Exercise directions » Only the pictures stay out; every record is to be quoted exactly.

= = =

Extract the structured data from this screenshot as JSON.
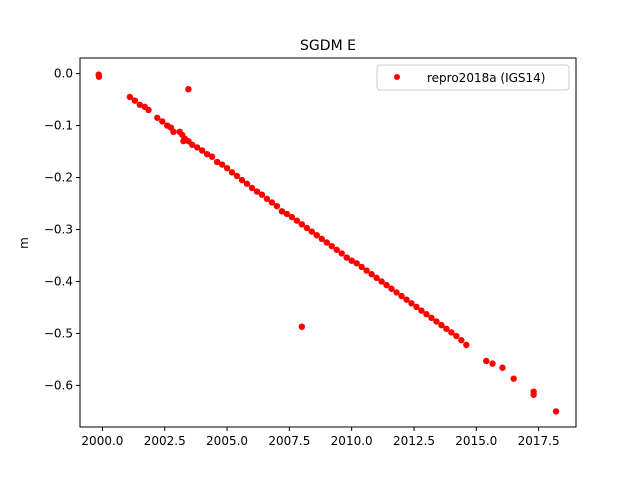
{
  "chart_data": {
    "type": "scatter",
    "title": "SGDM E",
    "xlabel": "",
    "ylabel": "m",
    "xlim": [
      1999.1,
      2019.0
    ],
    "ylim": [
      -0.68,
      0.03
    ],
    "xticks": [
      2000.0,
      2002.5,
      2005.0,
      2007.5,
      2010.0,
      2012.5,
      2015.0,
      2017.5
    ],
    "xtick_labels": [
      "2000.0",
      "2002.5",
      "2005.0",
      "2007.5",
      "2010.0",
      "2012.5",
      "2015.0",
      "2017.5"
    ],
    "yticks": [
      0.0,
      -0.1,
      -0.2,
      -0.3,
      -0.4,
      -0.5,
      -0.6
    ],
    "ytick_labels": [
      "0.0",
      "−0.1",
      "−0.2",
      "−0.3",
      "−0.4",
      "−0.5",
      "−0.6"
    ],
    "legend_placement": "top-right",
    "grid": false,
    "series": [
      {
        "name": "repro2018a (IGS14)",
        "color": "#ff0000",
        "marker": "dot",
        "points": [
          [
            1999.85,
            -0.002
          ],
          [
            1999.86,
            -0.006
          ],
          [
            2001.1,
            -0.045
          ],
          [
            2001.3,
            -0.052
          ],
          [
            2001.5,
            -0.06
          ],
          [
            2001.7,
            -0.064
          ],
          [
            2001.85,
            -0.07
          ],
          [
            2002.2,
            -0.085
          ],
          [
            2002.4,
            -0.092
          ],
          [
            2002.6,
            -0.1
          ],
          [
            2002.75,
            -0.104
          ],
          [
            2002.85,
            -0.112
          ],
          [
            2003.1,
            -0.112
          ],
          [
            2003.2,
            -0.118
          ],
          [
            2003.25,
            -0.13
          ],
          [
            2003.3,
            -0.125
          ],
          [
            2003.45,
            -0.13
          ],
          [
            2003.6,
            -0.137
          ],
          [
            2003.8,
            -0.142
          ],
          [
            2004.0,
            -0.148
          ],
          [
            2004.2,
            -0.155
          ],
          [
            2004.4,
            -0.16
          ],
          [
            2004.6,
            -0.17
          ],
          [
            2004.8,
            -0.175
          ],
          [
            2005.0,
            -0.182
          ],
          [
            2005.2,
            -0.19
          ],
          [
            2005.4,
            -0.197
          ],
          [
            2005.6,
            -0.205
          ],
          [
            2005.8,
            -0.212
          ],
          [
            2006.0,
            -0.22
          ],
          [
            2006.2,
            -0.227
          ],
          [
            2006.4,
            -0.233
          ],
          [
            2006.6,
            -0.241
          ],
          [
            2006.8,
            -0.248
          ],
          [
            2007.0,
            -0.255
          ],
          [
            2007.2,
            -0.265
          ],
          [
            2007.4,
            -0.27
          ],
          [
            2007.6,
            -0.276
          ],
          [
            2007.8,
            -0.283
          ],
          [
            2008.0,
            -0.29
          ],
          [
            2008.2,
            -0.297
          ],
          [
            2008.4,
            -0.304
          ],
          [
            2008.6,
            -0.311
          ],
          [
            2008.8,
            -0.318
          ],
          [
            2009.0,
            -0.325
          ],
          [
            2009.2,
            -0.332
          ],
          [
            2009.4,
            -0.339
          ],
          [
            2009.6,
            -0.346
          ],
          [
            2009.8,
            -0.354
          ],
          [
            2010.0,
            -0.36
          ],
          [
            2010.2,
            -0.365
          ],
          [
            2010.4,
            -0.372
          ],
          [
            2010.6,
            -0.379
          ],
          [
            2010.8,
            -0.386
          ],
          [
            2011.0,
            -0.393
          ],
          [
            2011.2,
            -0.4
          ],
          [
            2011.4,
            -0.407
          ],
          [
            2011.6,
            -0.414
          ],
          [
            2011.8,
            -0.421
          ],
          [
            2012.0,
            -0.428
          ],
          [
            2012.2,
            -0.435
          ],
          [
            2012.4,
            -0.442
          ],
          [
            2012.6,
            -0.449
          ],
          [
            2012.8,
            -0.456
          ],
          [
            2013.0,
            -0.463
          ],
          [
            2013.2,
            -0.47
          ],
          [
            2013.4,
            -0.477
          ],
          [
            2013.6,
            -0.484
          ],
          [
            2013.8,
            -0.491
          ],
          [
            2014.0,
            -0.498
          ],
          [
            2014.2,
            -0.505
          ],
          [
            2014.4,
            -0.513
          ],
          [
            2014.6,
            -0.522
          ],
          [
            2003.45,
            -0.03
          ],
          [
            2008.0,
            -0.487
          ],
          [
            2015.4,
            -0.553
          ],
          [
            2015.65,
            -0.558
          ],
          [
            2016.05,
            -0.566
          ],
          [
            2016.5,
            -0.587
          ],
          [
            2017.3,
            -0.612
          ],
          [
            2017.3,
            -0.618
          ],
          [
            2018.2,
            -0.65
          ]
        ]
      }
    ]
  }
}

= = =

Answer below »
Extract the structured data from this screenshot as JSON.
{
  "chart_data": {
    "type": "scatter",
    "title": "SGDM E",
    "xlabel": "",
    "ylabel": "m",
    "xlim": [
      1999.1,
      2019.0
    ],
    "ylim": [
      -0.68,
      0.03
    ],
    "xticks": [
      2000.0,
      2002.5,
      2005.0,
      2007.5,
      2010.0,
      2012.5,
      2015.0,
      2017.5
    ],
    "xtick_labels": [
      "2000.0",
      "2002.5",
      "2005.0",
      "2007.5",
      "2010.0",
      "2012.5",
      "2015.0",
      "2017.5"
    ],
    "yticks": [
      0.0,
      -0.1,
      -0.2,
      -0.3,
      -0.4,
      -0.5,
      -0.6
    ],
    "ytick_labels": [
      "0.0",
      "−0.1",
      "−0.2",
      "−0.3",
      "−0.4",
      "−0.5",
      "−0.6"
    ],
    "legend_placement": "top-right",
    "grid": false,
    "series": [
      {
        "name": "repro2018a (IGS14)",
        "color": "#ff0000",
        "marker": "dot",
        "points": [
          [
            1999.85,
            -0.002
          ],
          [
            1999.86,
            -0.006
          ],
          [
            2001.1,
            -0.045
          ],
          [
            2001.3,
            -0.052
          ],
          [
            2001.5,
            -0.06
          ],
          [
            2001.7,
            -0.064
          ],
          [
            2001.85,
            -0.07
          ],
          [
            2002.2,
            -0.085
          ],
          [
            2002.4,
            -0.092
          ],
          [
            2002.6,
            -0.1
          ],
          [
            2002.75,
            -0.104
          ],
          [
            2002.85,
            -0.112
          ],
          [
            2003.1,
            -0.112
          ],
          [
            2003.2,
            -0.118
          ],
          [
            2003.25,
            -0.13
          ],
          [
            2003.3,
            -0.125
          ],
          [
            2003.45,
            -0.13
          ],
          [
            2003.6,
            -0.137
          ],
          [
            2003.8,
            -0.142
          ],
          [
            2004.0,
            -0.148
          ],
          [
            2004.2,
            -0.155
          ],
          [
            2004.4,
            -0.16
          ],
          [
            2004.6,
            -0.17
          ],
          [
            2004.8,
            -0.175
          ],
          [
            2005.0,
            -0.182
          ],
          [
            2005.2,
            -0.19
          ],
          [
            2005.4,
            -0.197
          ],
          [
            2005.6,
            -0.205
          ],
          [
            2005.8,
            -0.212
          ],
          [
            2006.0,
            -0.22
          ],
          [
            2006.2,
            -0.227
          ],
          [
            2006.4,
            -0.233
          ],
          [
            2006.6,
            -0.241
          ],
          [
            2006.8,
            -0.248
          ],
          [
            2007.0,
            -0.255
          ],
          [
            2007.2,
            -0.265
          ],
          [
            2007.4,
            -0.27
          ],
          [
            2007.6,
            -0.276
          ],
          [
            2007.8,
            -0.283
          ],
          [
            2008.0,
            -0.29
          ],
          [
            2008.2,
            -0.297
          ],
          [
            2008.4,
            -0.304
          ],
          [
            2008.6,
            -0.311
          ],
          [
            2008.8,
            -0.318
          ],
          [
            2009.0,
            -0.325
          ],
          [
            2009.2,
            -0.332
          ],
          [
            2009.4,
            -0.339
          ],
          [
            2009.6,
            -0.346
          ],
          [
            2009.8,
            -0.354
          ],
          [
            2010.0,
            -0.36
          ],
          [
            2010.2,
            -0.365
          ],
          [
            2010.4,
            -0.372
          ],
          [
            2010.6,
            -0.379
          ],
          [
            2010.8,
            -0.386
          ],
          [
            2011.0,
            -0.393
          ],
          [
            2011.2,
            -0.4
          ],
          [
            2011.4,
            -0.407
          ],
          [
            2011.6,
            -0.414
          ],
          [
            2011.8,
            -0.421
          ],
          [
            2012.0,
            -0.428
          ],
          [
            2012.2,
            -0.435
          ],
          [
            2012.4,
            -0.442
          ],
          [
            2012.6,
            -0.449
          ],
          [
            2012.8,
            -0.456
          ],
          [
            2013.0,
            -0.463
          ],
          [
            2013.2,
            -0.47
          ],
          [
            2013.4,
            -0.477
          ],
          [
            2013.6,
            -0.484
          ],
          [
            2013.8,
            -0.491
          ],
          [
            2014.0,
            -0.498
          ],
          [
            2014.2,
            -0.505
          ],
          [
            2014.4,
            -0.513
          ],
          [
            2014.6,
            -0.522
          ],
          [
            2003.45,
            -0.03
          ],
          [
            2008.0,
            -0.487
          ],
          [
            2015.4,
            -0.553
          ],
          [
            2015.65,
            -0.558
          ],
          [
            2016.05,
            -0.566
          ],
          [
            2016.5,
            -0.587
          ],
          [
            2017.3,
            -0.612
          ],
          [
            2017.3,
            -0.618
          ],
          [
            2018.2,
            -0.65
          ]
        ]
      }
    ]
  }
}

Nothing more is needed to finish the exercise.